Listed records:
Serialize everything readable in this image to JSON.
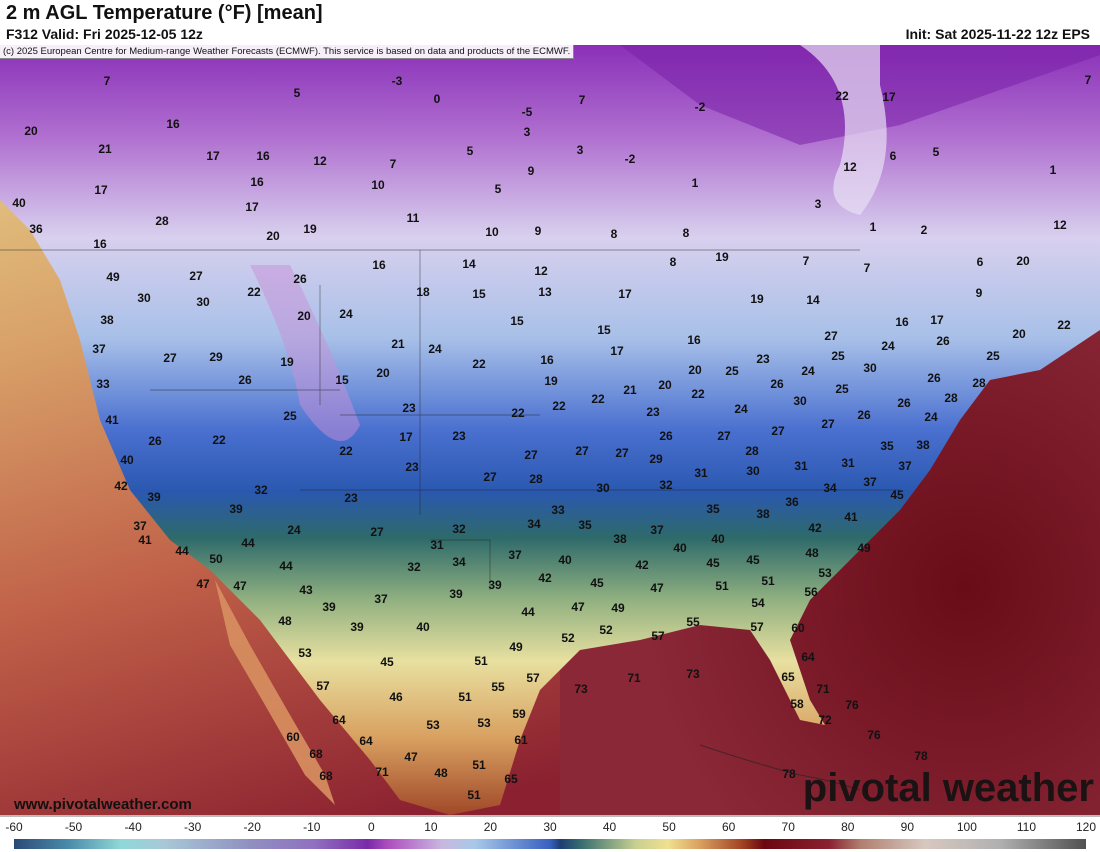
{
  "header": {
    "title": "2 m AGL Temperature (°F) [mean]",
    "valid": "F312 Valid: Fri 2025-12-05 12z",
    "init": "Init: Sat 2025-11-22 12z EPS",
    "copyright": "(c) 2025 European Centre for Medium-range Weather Forecasts (ECMWF). This service is based on data and products of the ECMWF."
  },
  "map": {
    "units": "°F",
    "temperature_labels": [
      "7",
      "5",
      "-3",
      "0",
      "7",
      "-2",
      "-5",
      "22",
      "17",
      "7",
      "20",
      "16",
      "21",
      "17",
      "16",
      "12",
      "7",
      "5",
      "3",
      "3",
      "-2",
      "9",
      "12",
      "6",
      "5",
      "1",
      "17",
      "16",
      "10",
      "5",
      "1",
      "40",
      "17",
      "11",
      "3",
      "28",
      "36",
      "20",
      "19",
      "10",
      "9",
      "8",
      "8",
      "1",
      "2",
      "12",
      "16",
      "19",
      "49",
      "27",
      "26",
      "16",
      "14",
      "12",
      "8",
      "7",
      "7",
      "6",
      "20",
      "30",
      "30",
      "22",
      "18",
      "15",
      "13",
      "17",
      "19",
      "14",
      "9",
      "38",
      "20",
      "24",
      "15",
      "15",
      "16",
      "17",
      "22",
      "37",
      "27",
      "29",
      "19",
      "21",
      "24",
      "22",
      "16",
      "17",
      "16",
      "23",
      "27",
      "25",
      "24",
      "26",
      "20",
      "25",
      "33",
      "26",
      "15",
      "20",
      "19",
      "21",
      "20",
      "20",
      "25",
      "24",
      "30",
      "26",
      "28",
      "41",
      "25",
      "23",
      "22",
      "22",
      "22",
      "23",
      "22",
      "24",
      "26",
      "30",
      "25",
      "26",
      "26",
      "28",
      "26",
      "22",
      "17",
      "23",
      "26",
      "27",
      "27",
      "27",
      "24",
      "38",
      "35",
      "40",
      "22",
      "23",
      "27",
      "27",
      "27",
      "29",
      "28",
      "37",
      "42",
      "27",
      "28",
      "31",
      "30",
      "31",
      "31",
      "32",
      "23",
      "30",
      "32",
      "37",
      "34",
      "45",
      "39",
      "39",
      "33",
      "35",
      "38",
      "36",
      "41",
      "37",
      "24",
      "27",
      "32",
      "34",
      "35",
      "37",
      "42",
      "41",
      "44",
      "31",
      "38",
      "40",
      "40",
      "48",
      "49",
      "44",
      "50",
      "44",
      "32",
      "34",
      "37",
      "40",
      "45",
      "45",
      "42",
      "53",
      "47",
      "47",
      "43",
      "39",
      "42",
      "45",
      "51",
      "51",
      "47",
      "56",
      "39",
      "37",
      "39",
      "47",
      "49",
      "54",
      "48",
      "39",
      "40",
      "44",
      "57",
      "55",
      "52",
      "60",
      "57",
      "52",
      "49",
      "53",
      "45",
      "51",
      "64",
      "57",
      "55",
      "57",
      "73",
      "71",
      "73",
      "65",
      "71",
      "46",
      "51",
      "58",
      "76",
      "64",
      "59",
      "53",
      "53",
      "72",
      "60",
      "64",
      "61",
      "76",
      "68",
      "47",
      "78",
      "51",
      "68",
      "71",
      "48",
      "65",
      "78",
      "51"
    ],
    "website": "www.pivotalweather.com",
    "brand": "pivotal weather"
  },
  "colorbar": {
    "ticks": [
      "-60",
      "-50",
      "-40",
      "-30",
      "-20",
      "-10",
      "0",
      "10",
      "20",
      "30",
      "40",
      "50",
      "60",
      "70",
      "80",
      "90",
      "100",
      "110",
      "120"
    ]
  }
}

Stated exercise:
Give the data again exactly as written, with all pictures left out.

Right answer:
Serialize everything readable in this image to JSON.
{
  "header": {
    "title": "2 m AGL Temperature (°F) [mean]",
    "valid": "F312 Valid: Fri 2025-12-05 12z",
    "init": "Init: Sat 2025-11-22 12z EPS",
    "copyright": "(c) 2025 European Centre for Medium-range Weather Forecasts (ECMWF). This service is based on data and products of the ECMWF."
  },
  "map": {
    "units": "°F",
    "temperature_labels": [
      "7",
      "5",
      "-3",
      "0",
      "7",
      "-2",
      "-5",
      "22",
      "17",
      "7",
      "20",
      "16",
      "21",
      "17",
      "16",
      "12",
      "7",
      "5",
      "3",
      "3",
      "-2",
      "9",
      "12",
      "6",
      "5",
      "1",
      "17",
      "16",
      "10",
      "5",
      "1",
      "40",
      "17",
      "11",
      "3",
      "28",
      "36",
      "20",
      "19",
      "10",
      "9",
      "8",
      "8",
      "1",
      "2",
      "12",
      "16",
      "19",
      "49",
      "27",
      "26",
      "16",
      "14",
      "12",
      "8",
      "7",
      "7",
      "6",
      "20",
      "30",
      "30",
      "22",
      "18",
      "15",
      "13",
      "17",
      "19",
      "14",
      "9",
      "38",
      "20",
      "24",
      "15",
      "15",
      "16",
      "17",
      "22",
      "37",
      "27",
      "29",
      "19",
      "21",
      "24",
      "22",
      "16",
      "17",
      "16",
      "23",
      "27",
      "25",
      "24",
      "26",
      "20",
      "25",
      "33",
      "26",
      "15",
      "20",
      "19",
      "21",
      "20",
      "20",
      "25",
      "24",
      "30",
      "26",
      "28",
      "41",
      "25",
      "23",
      "22",
      "22",
      "22",
      "23",
      "22",
      "24",
      "26",
      "30",
      "25",
      "26",
      "26",
      "28",
      "26",
      "22",
      "17",
      "23",
      "26",
      "27",
      "27",
      "27",
      "24",
      "38",
      "35",
      "40",
      "22",
      "23",
      "27",
      "27",
      "27",
      "29",
      "28",
      "37",
      "42",
      "27",
      "28",
      "31",
      "30",
      "31",
      "31",
      "32",
      "23",
      "30",
      "32",
      "37",
      "34",
      "45",
      "39",
      "39",
      "33",
      "35",
      "38",
      "36",
      "41",
      "37",
      "24",
      "27",
      "32",
      "34",
      "35",
      "37",
      "42",
      "41",
      "44",
      "31",
      "38",
      "40",
      "40",
      "48",
      "49",
      "44",
      "50",
      "44",
      "32",
      "34",
      "37",
      "40",
      "45",
      "45",
      "42",
      "53",
      "47",
      "47",
      "43",
      "39",
      "42",
      "45",
      "51",
      "51",
      "47",
      "56",
      "39",
      "37",
      "39",
      "47",
      "49",
      "54",
      "48",
      "39",
      "40",
      "44",
      "57",
      "55",
      "52",
      "60",
      "57",
      "52",
      "49",
      "53",
      "45",
      "51",
      "64",
      "57",
      "55",
      "57",
      "73",
      "71",
      "73",
      "65",
      "71",
      "46",
      "51",
      "58",
      "76",
      "64",
      "59",
      "53",
      "53",
      "72",
      "60",
      "64",
      "61",
      "76",
      "68",
      "47",
      "78",
      "51",
      "68",
      "71",
      "48",
      "65",
      "78",
      "51"
    ],
    "website": "www.pivotalweather.com",
    "brand": "pivotal weather"
  },
  "colorbar": {
    "ticks": [
      "-60",
      "-50",
      "-40",
      "-30",
      "-20",
      "-10",
      "0",
      "10",
      "20",
      "30",
      "40",
      "50",
      "60",
      "70",
      "80",
      "90",
      "100",
      "110",
      "120"
    ]
  }
}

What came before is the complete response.